What you need to do ::
**1.** In the text on home equity loans, say whether each statement agrees with it, answering yes or no and quoting the deciding words: (a) the lines of credit come in terms of 5 to 20 years; (b) a Home Equity Loan is secured with a second mortgage; (c) payments are usually principal and interest.
**2.** Write what comes next in the text on home equity loans, picking up after its final sentence.

Document segment ::
※ ※ ※

Home Equity Loans
Aside from fixed rate loans, home equity loans are also available in lines of credit, which is also available for 5 to 20 years terms.
This home loan product is known by a number of names – it’s also known as a Revolving Line of Credit. This type of loan has become popular due to its flexibility and features.
- It’s a similar concept to having a credit card but much larger in credit limit.
- A Home Equity Loan is a credit facility secured with a first mortgage on a residential property.
- It allows you to withdraw funds up to a set limit (the equity you have in your home) at any time.
- A Home Equity Loan allows you maximum flexibility with your finances. You can use the line of credit to carry out renovations, invest in shares, purchase another investment property or even pay the bills.
Pros and Cons of a Home Equity Loans
Advantages of a Home Equity Loans
- A solution for borrowers who are on track with their own debt reduction program.
- Flexible payment options – Usually interest only, and you only pay for what you use.

※ ※ ※

Provided material ::
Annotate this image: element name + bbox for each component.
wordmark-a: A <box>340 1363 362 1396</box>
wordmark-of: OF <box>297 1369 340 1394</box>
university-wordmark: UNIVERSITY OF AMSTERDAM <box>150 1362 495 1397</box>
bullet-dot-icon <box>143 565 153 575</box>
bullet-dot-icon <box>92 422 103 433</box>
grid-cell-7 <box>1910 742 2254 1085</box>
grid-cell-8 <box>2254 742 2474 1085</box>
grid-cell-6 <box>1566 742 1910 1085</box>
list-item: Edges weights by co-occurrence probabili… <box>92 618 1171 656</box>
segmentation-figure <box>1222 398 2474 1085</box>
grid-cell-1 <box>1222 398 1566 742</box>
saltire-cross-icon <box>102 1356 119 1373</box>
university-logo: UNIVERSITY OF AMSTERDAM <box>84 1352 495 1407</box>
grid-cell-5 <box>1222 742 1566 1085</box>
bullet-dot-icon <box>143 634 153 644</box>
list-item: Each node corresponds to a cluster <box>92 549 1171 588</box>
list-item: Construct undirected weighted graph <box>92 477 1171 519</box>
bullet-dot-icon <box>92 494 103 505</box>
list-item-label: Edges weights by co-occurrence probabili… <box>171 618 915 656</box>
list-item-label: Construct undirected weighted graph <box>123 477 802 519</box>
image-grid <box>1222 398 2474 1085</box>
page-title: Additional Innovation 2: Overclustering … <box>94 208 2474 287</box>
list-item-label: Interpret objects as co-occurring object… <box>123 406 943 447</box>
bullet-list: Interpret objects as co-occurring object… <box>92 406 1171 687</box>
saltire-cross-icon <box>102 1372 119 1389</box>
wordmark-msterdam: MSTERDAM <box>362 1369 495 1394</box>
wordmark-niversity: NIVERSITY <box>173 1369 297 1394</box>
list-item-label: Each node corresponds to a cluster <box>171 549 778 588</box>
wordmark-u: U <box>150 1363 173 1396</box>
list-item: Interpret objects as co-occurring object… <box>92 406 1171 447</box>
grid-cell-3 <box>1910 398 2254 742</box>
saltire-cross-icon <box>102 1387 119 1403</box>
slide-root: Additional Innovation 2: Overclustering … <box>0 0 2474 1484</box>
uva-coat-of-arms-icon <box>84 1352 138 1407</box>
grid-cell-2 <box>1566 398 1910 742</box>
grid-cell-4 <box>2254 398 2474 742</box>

※ ※ ※

Response list ::
**1.**
(a) Yes: "which is also available for 5 to 20 years terms."
(b) No: "a credit facility secured with a first mortgage on a residential property."
(c) No: "Usually interest only, and you only pay for what you use."

**2.**
- You can choose not to pay any repayments for a period of time, and let your interest capitalise.When you reach your 100%, interest payments are required.
- The interest that you have to pay on home equity loans is usually tax deductible.
- You can reimburse home equity loans over the length of 15 to 30 years, which is far longer compared to other types of consumer loans.
- Home equity loans also have lower interest rates compared to other types of home loans.
- You can use the cash in any way you want. There is no need to show the lender how you plan to spend the loan proceeds.
- Lump sum repayments are allowed at any time.
- Better Accessibility – Money is easily accessed by cheque or ATM card linked to the loan.
- Works well in combination with a traditional home loan.
Why would I not want a Home Equity Loans ?
- Attracts higher interest rates than standard variable rate loans.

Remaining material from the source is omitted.